-- Task input start --

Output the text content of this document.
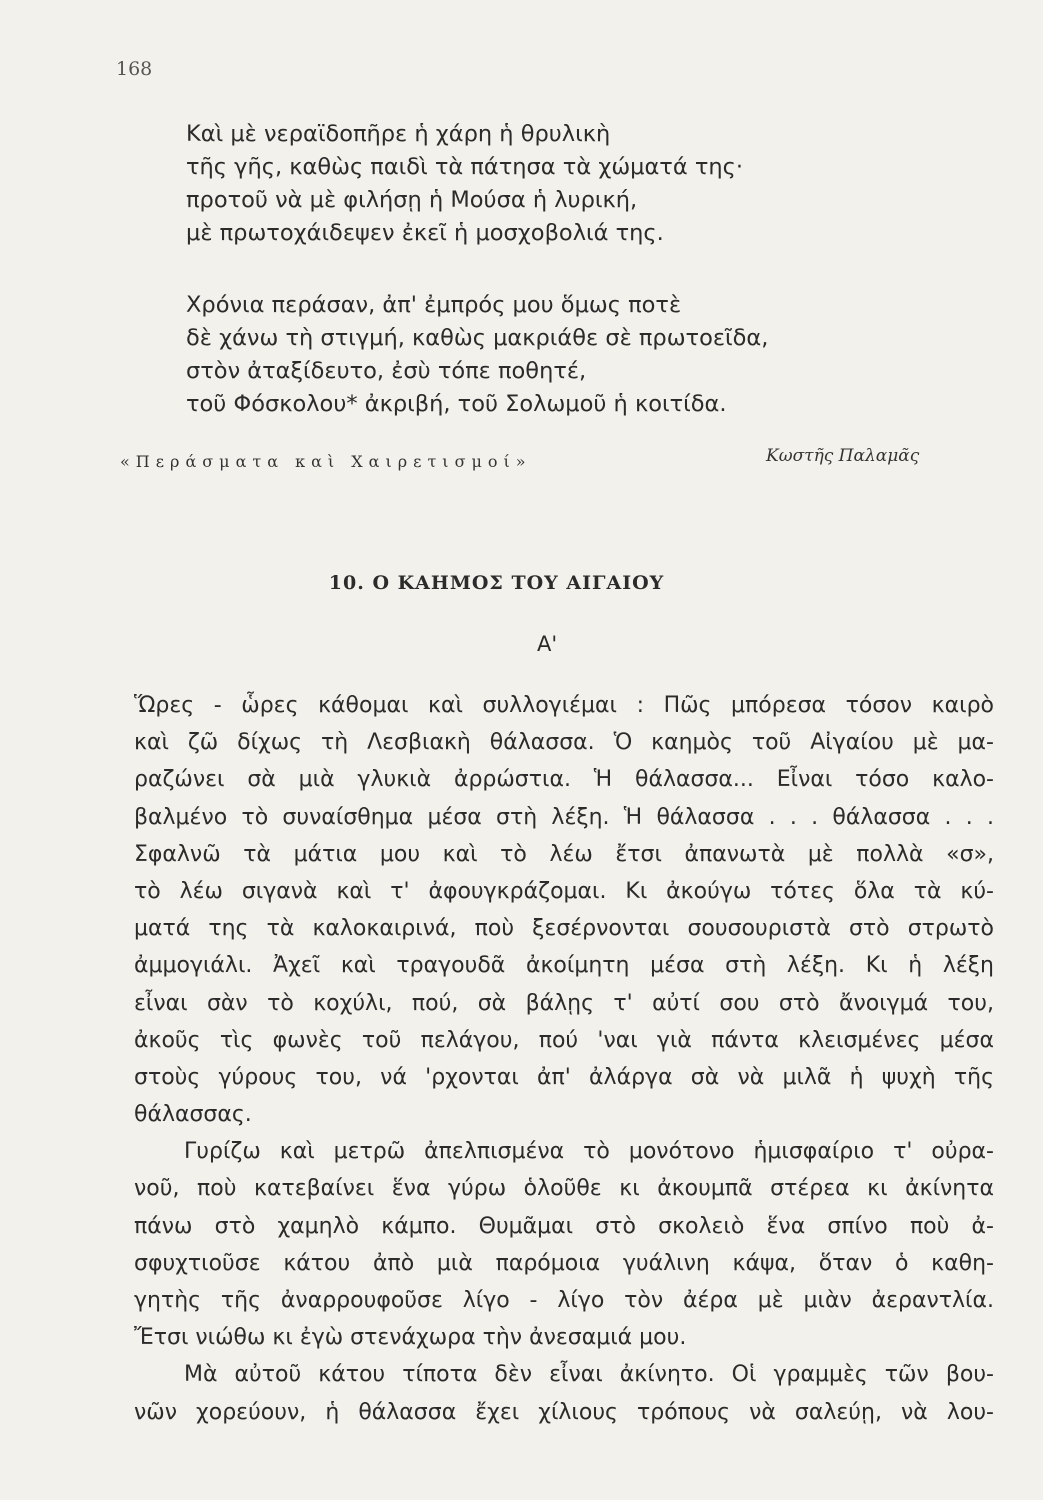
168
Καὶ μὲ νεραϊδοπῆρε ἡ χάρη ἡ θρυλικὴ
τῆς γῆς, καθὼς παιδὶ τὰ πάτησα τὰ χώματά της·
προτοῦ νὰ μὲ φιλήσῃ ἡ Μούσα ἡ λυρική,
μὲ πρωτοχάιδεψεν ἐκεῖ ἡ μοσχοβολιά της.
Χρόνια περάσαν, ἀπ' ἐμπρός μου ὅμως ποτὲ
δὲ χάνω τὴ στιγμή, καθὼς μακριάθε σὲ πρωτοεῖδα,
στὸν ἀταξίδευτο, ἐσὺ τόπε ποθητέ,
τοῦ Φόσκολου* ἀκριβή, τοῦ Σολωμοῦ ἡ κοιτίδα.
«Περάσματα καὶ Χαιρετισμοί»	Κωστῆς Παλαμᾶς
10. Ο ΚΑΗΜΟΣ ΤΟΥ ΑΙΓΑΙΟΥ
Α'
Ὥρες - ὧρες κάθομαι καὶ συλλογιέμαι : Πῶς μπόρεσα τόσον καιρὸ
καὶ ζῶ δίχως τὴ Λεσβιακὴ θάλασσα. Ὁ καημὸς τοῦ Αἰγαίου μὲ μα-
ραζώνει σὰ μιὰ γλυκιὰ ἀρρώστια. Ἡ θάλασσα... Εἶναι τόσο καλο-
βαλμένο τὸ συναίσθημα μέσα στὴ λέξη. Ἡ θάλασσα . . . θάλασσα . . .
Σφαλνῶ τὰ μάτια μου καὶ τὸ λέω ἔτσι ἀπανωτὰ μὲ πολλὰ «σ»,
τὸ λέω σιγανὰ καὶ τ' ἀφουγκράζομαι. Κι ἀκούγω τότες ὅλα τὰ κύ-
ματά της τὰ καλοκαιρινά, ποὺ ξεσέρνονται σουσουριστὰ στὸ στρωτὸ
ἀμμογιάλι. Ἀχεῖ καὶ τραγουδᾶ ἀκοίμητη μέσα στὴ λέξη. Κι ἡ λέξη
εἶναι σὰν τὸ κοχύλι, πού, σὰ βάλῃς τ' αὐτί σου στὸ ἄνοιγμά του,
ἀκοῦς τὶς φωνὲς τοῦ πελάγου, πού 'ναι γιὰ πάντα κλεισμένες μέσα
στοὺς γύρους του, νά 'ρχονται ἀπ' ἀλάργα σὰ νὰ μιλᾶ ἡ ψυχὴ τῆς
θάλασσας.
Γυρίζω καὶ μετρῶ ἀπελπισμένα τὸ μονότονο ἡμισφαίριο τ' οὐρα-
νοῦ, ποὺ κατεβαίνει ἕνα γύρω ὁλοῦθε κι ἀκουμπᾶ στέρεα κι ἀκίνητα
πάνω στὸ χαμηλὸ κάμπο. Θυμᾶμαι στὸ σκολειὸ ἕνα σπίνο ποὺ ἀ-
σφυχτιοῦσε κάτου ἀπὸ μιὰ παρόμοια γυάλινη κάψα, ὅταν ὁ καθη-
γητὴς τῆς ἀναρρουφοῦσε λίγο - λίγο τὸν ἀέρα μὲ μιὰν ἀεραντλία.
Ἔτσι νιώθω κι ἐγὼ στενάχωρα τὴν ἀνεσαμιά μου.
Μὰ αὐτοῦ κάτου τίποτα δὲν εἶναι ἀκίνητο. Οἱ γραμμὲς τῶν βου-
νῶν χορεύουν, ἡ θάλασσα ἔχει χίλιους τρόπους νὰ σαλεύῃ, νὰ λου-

-- Task input end --

(Stated problem): Pull out all lines from the listing that contain the string "λέξη".

(Task answer):
βαλμένο τὸ συναίσθημα μέσα στὴ λέξη. Ἡ θάλασσα . . . θάλασσα . . .
ἀμμογιάλι. Ἀχεῖ καὶ τραγουδᾶ ἀκοίμητη μέσα στὴ λέξη. Κι ἡ λέξη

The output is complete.